### Short problem
Repeat all of the material exactly as given.

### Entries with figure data
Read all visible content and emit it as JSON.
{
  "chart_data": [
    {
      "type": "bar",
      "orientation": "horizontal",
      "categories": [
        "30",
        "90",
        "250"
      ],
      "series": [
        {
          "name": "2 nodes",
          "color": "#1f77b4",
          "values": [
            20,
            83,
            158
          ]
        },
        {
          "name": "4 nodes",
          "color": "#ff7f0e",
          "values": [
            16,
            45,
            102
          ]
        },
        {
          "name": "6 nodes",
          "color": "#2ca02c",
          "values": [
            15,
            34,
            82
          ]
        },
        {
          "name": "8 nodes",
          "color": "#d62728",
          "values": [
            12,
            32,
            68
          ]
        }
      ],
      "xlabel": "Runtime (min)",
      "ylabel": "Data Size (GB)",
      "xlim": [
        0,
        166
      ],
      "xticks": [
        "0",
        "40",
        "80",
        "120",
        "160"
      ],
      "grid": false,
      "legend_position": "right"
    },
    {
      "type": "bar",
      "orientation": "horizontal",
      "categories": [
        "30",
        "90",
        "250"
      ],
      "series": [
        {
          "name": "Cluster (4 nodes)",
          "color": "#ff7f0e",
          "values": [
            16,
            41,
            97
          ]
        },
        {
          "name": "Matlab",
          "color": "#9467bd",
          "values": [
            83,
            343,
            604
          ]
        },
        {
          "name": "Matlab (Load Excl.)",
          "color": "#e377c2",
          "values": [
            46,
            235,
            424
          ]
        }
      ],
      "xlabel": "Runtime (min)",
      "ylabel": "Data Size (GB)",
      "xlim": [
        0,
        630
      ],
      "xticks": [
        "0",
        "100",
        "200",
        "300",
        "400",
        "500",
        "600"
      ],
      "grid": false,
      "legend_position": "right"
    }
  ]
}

### Full output
Read all visible content and emit it as JSON.
{
  "chart_data": [
    {
      "type": "bar",
      "orientation": "horizontal",
      "categories": [
        "30",
        "90",
        "250"
      ],
      "series": [
        {
          "name": "2 nodes",
          "color": "#1f77b4",
          "values": [
            20,
            83,
            158
          ]
        },
        {
          "name": "4 nodes",
          "color": "#ff7f0e",
          "values": [
            16,
            45,
            102
          ]
        },
        {
          "name": "6 nodes",
          "color": "#2ca02c",
          "values": [
            15,
            34,
            82
          ]
        },
        {
          "name": "8 nodes",
          "color": "#d62728",
          "values": [
            12,
            32,
            68
          ]
        }
      ],
      "xlabel": "Runtime (min)",
      "ylabel": "Data Size (GB)",
      "xlim": [
        0,
        166
      ],
      "xticks": [
        "0",
        "40",
        "80",
        "120",
        "160"
      ],
      "grid": false,
      "legend_position": "right"
    },
    {
      "type": "bar",
      "orientation": "horizontal",
      "categories": [
        "30",
        "90",
        "250"
      ],
      "series": [
        {
          "name": "Cluster (4 nodes)",
          "color": "#ff7f0e",
          "values": [
            16,
            41,
            97
          ]
        },
        {
          "name": "Matlab",
          "color": "#9467bd",
          "values": [
            83,
            343,
            604
          ]
        },
        {
          "name": "Matlab (Load Excl.)",
          "color": "#e377c2",
          "values": [
            46,
            235,
            424
          ]
        }
      ],
      "xlabel": "Runtime (min)",
      "ylabel": "Data Size (GB)",
      "xlim": [
        0,
        630
      ],
      "xticks": [
        "0",
        "100",
        "200",
        "300",
        "400",
        "500",
        "600"
      ],
      "grid": false,
      "legend_position": "right"
    }
  ]
}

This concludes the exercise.